>> BEGIN

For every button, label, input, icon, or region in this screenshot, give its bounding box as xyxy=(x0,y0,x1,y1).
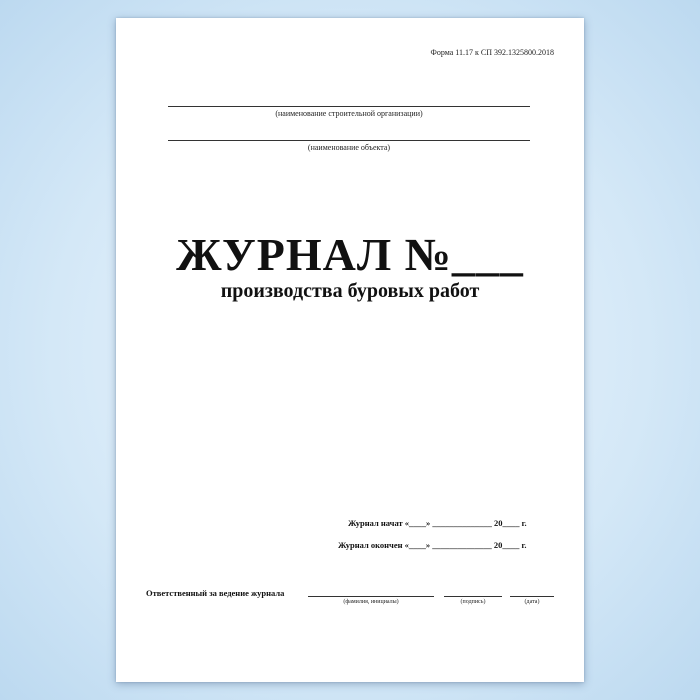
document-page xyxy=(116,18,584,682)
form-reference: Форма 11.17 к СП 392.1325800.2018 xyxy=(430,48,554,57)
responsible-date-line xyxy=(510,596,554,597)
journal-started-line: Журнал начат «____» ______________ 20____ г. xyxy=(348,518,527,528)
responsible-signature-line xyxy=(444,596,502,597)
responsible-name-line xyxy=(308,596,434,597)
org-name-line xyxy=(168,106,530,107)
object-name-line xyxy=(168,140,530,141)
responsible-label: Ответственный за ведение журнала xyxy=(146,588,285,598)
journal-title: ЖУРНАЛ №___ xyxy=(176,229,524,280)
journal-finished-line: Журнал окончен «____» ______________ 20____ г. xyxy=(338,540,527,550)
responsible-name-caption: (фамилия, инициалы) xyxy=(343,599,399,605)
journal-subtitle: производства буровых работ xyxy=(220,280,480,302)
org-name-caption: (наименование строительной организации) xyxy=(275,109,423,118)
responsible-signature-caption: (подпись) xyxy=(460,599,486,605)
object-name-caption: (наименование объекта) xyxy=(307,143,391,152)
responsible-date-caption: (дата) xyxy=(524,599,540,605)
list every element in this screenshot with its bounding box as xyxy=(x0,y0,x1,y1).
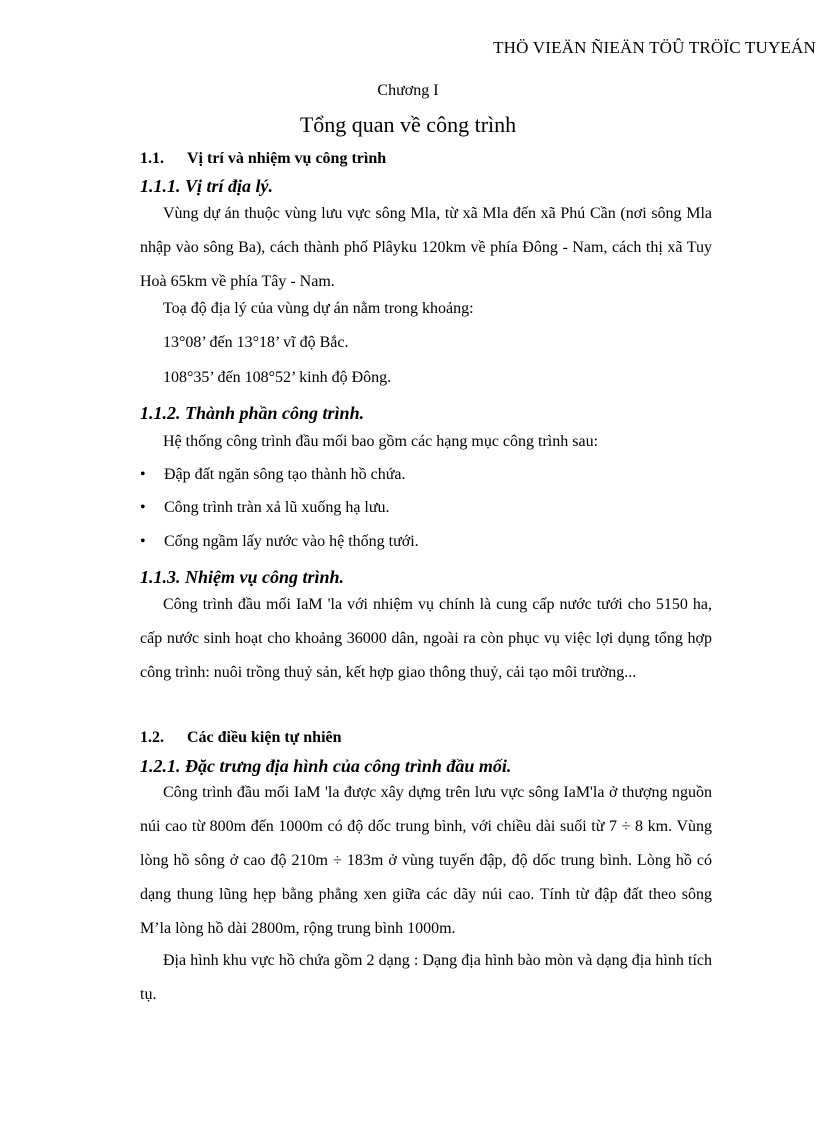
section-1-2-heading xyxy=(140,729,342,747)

>> END

Exercise prompt
Please retype the entries above word for word, leaving out the pictures.

Reply to the task
For every button, label, input, icon, or region in this screenshot, give its bounding box as xyxy=(x0,y0,x1,y1).
document-page xyxy=(116,18,584,682)
form-reference: Форма 11.17 к СП 392.1325800.2018 xyxy=(430,48,554,57)
responsible-date-line xyxy=(510,596,554,597)
journal-started-line: Журнал начат «____» ______________ 20____ г. xyxy=(348,518,527,528)
responsible-signature-line xyxy=(444,596,502,597)
responsible-name-line xyxy=(308,596,434,597)
org-name-line xyxy=(168,106,530,107)
object-name-line xyxy=(168,140,530,141)
responsible-label: Ответственный за ведение журнала xyxy=(146,588,285,598)
journal-title: ЖУРНАЛ №___ xyxy=(176,229,524,280)
journal-finished-line: Журнал окончен «____» ______________ 20____ г. xyxy=(338,540,527,550)
responsible-name-caption: (фамилия, инициалы) xyxy=(343,599,399,605)
journal-subtitle: производства буровых работ xyxy=(220,280,480,302)
org-name-caption: (наименование строительной организации) xyxy=(275,109,423,118)
responsible-signature-caption: (подпись) xyxy=(460,599,486,605)
object-name-caption: (наименование объекта) xyxy=(307,143,391,152)
responsible-date-caption: (дата) xyxy=(524,599,540,605)
list every element in this screenshot with its bounding box as xyxy=(x0,y0,x1,y1).
section-1-2-heading xyxy=(140,729,342,747)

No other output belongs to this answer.